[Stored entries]
-- START --

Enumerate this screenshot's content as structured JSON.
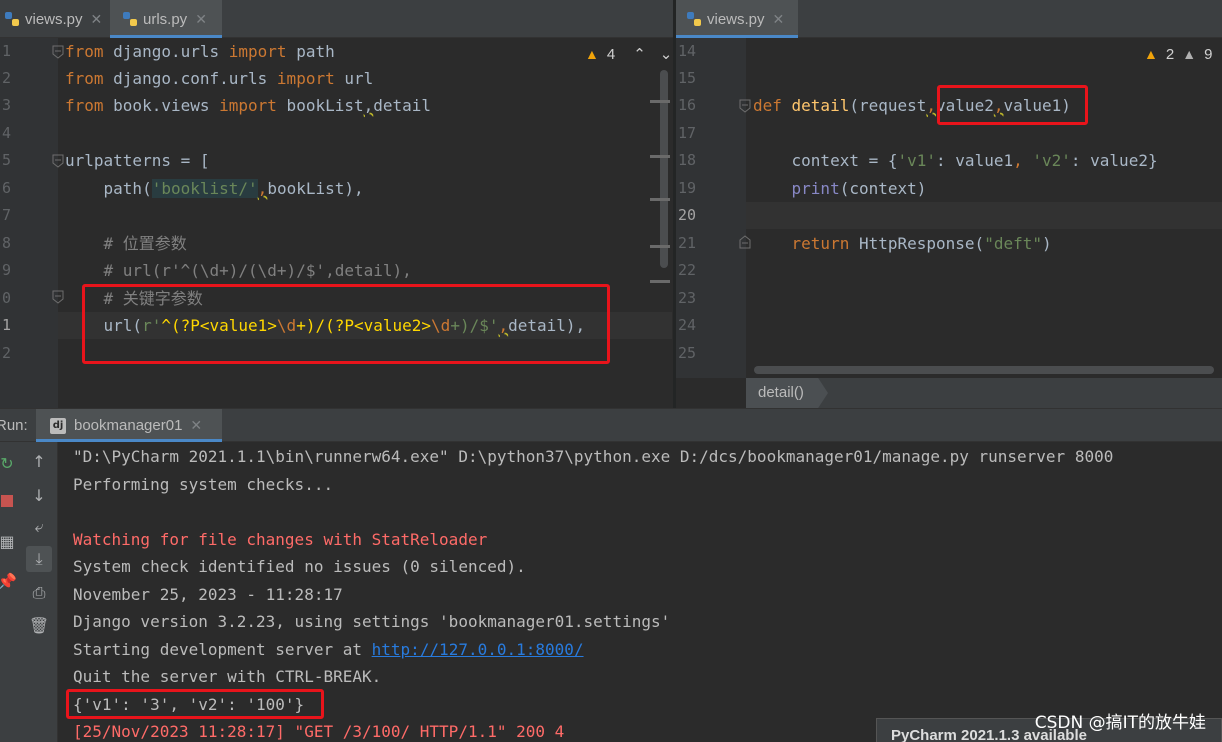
{
  "left_tabs": [
    {
      "label": "views.py",
      "active": false
    },
    {
      "label": "urls.py",
      "active": true
    }
  ],
  "right_tabs": [
    {
      "label": "views.py",
      "active": true
    }
  ],
  "left_editor": {
    "inspections": {
      "warnings": "4"
    },
    "line_numbers": [
      "1",
      "2",
      "3",
      "4",
      "5",
      "6",
      "7",
      "8",
      "9",
      "0",
      "1",
      "2"
    ],
    "current_line_index": 10,
    "lines": [
      {
        "imp1": "from",
        "mod": " django.urls ",
        "imp2": "import",
        "name": " path"
      },
      {
        "imp1": "from",
        "mod": " django.conf.urls ",
        "imp2": "import",
        "name": " url"
      },
      {
        "imp1": "from",
        "mod": " book.views ",
        "imp2": "import",
        "name1": " bookList",
        "comma": ",",
        "name2": "detail"
      }
    ],
    "urlpatterns_line": "urlpatterns = [",
    "path_line": {
      "call": "    path(",
      "str": "'booklist/'",
      "comma": ",",
      "rest": "bookList",
      "tail": "),"
    },
    "comment1": "    # 位置参数",
    "comment2": "    # url(r'^(\\d+)/(\\d+)/$',detail),",
    "comment3": "    # 关键字参数",
    "url_line": {
      "call": "    url(",
      "prefix": "r'",
      "p1": "^(?P<value1>",
      "d1": "\\d",
      "p2": "+)/(",
      "p3": "?P<value2>",
      "d2": "\\d",
      "p4": "+)/$'",
      "comma": ",",
      "rest": "detail",
      "tail": "),"
    }
  },
  "right_editor": {
    "inspections": {
      "warnings": "2",
      "weak": "9"
    },
    "line_numbers": [
      "14",
      "15",
      "16",
      "17",
      "18",
      "19",
      "20",
      "21",
      "22",
      "23",
      "24",
      "25"
    ],
    "current_line_index": 6,
    "def_line": {
      "kw": "def ",
      "fn": "detail",
      "open": "(request",
      "comma": ",",
      "params": "value2",
      "comma2": ",",
      "param2": "value1",
      "close": ")"
    },
    "context_line": {
      "pre": "    context = {",
      "k1": "'v1'",
      "m1": ": value1",
      "c1": ", ",
      "k2": "'v2'",
      "m2": ": value2}"
    },
    "print_line": {
      "pre": "    ",
      "bi": "print",
      "rest": "(context)"
    },
    "return_line": {
      "pre": "    ",
      "kw": "return",
      "mid": " HttpResponse(",
      "str": "\"deft\"",
      "close": ")"
    },
    "breadcrumb": "detail()"
  },
  "run_panel": {
    "label": "Run:",
    "tab_label": "bookmanager01",
    "lines": [
      "\"D:\\PyCharm 2021.1.1\\bin\\runnerw64.exe\" D:\\python37\\python.exe D:/dcs/bookmanager01/manage.py runserver 8000",
      "Performing system checks...",
      "",
      "Watching for file changes with StatReloader",
      "System check identified no issues (0 silenced).",
      "November 25, 2023 - 11:28:17",
      "Django version 3.2.23, using settings 'bookmanager01.settings'",
      "Starting development server at ",
      "Quit the server with CTRL-BREAK.",
      "{'v1': '3', 'v2': '100'}",
      "[25/Nov/2023 11:28:17] \"GET /3/100/ HTTP/1.1\" 200 4"
    ],
    "server_link": "http://127.0.0.1:8000/"
  },
  "notification": "PyCharm 2021.1.3 available",
  "watermark": "CSDN @搞IT的放牛娃",
  "colors": {
    "accent": "#4a88c7",
    "highlight_box": "#e8141b",
    "error_text": "#ff6b68",
    "link": "#287bde"
  }
}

-- END --

Goal
In the records above, how many lines hold the string "PyCharm"? Reply with only the number.

Answer
2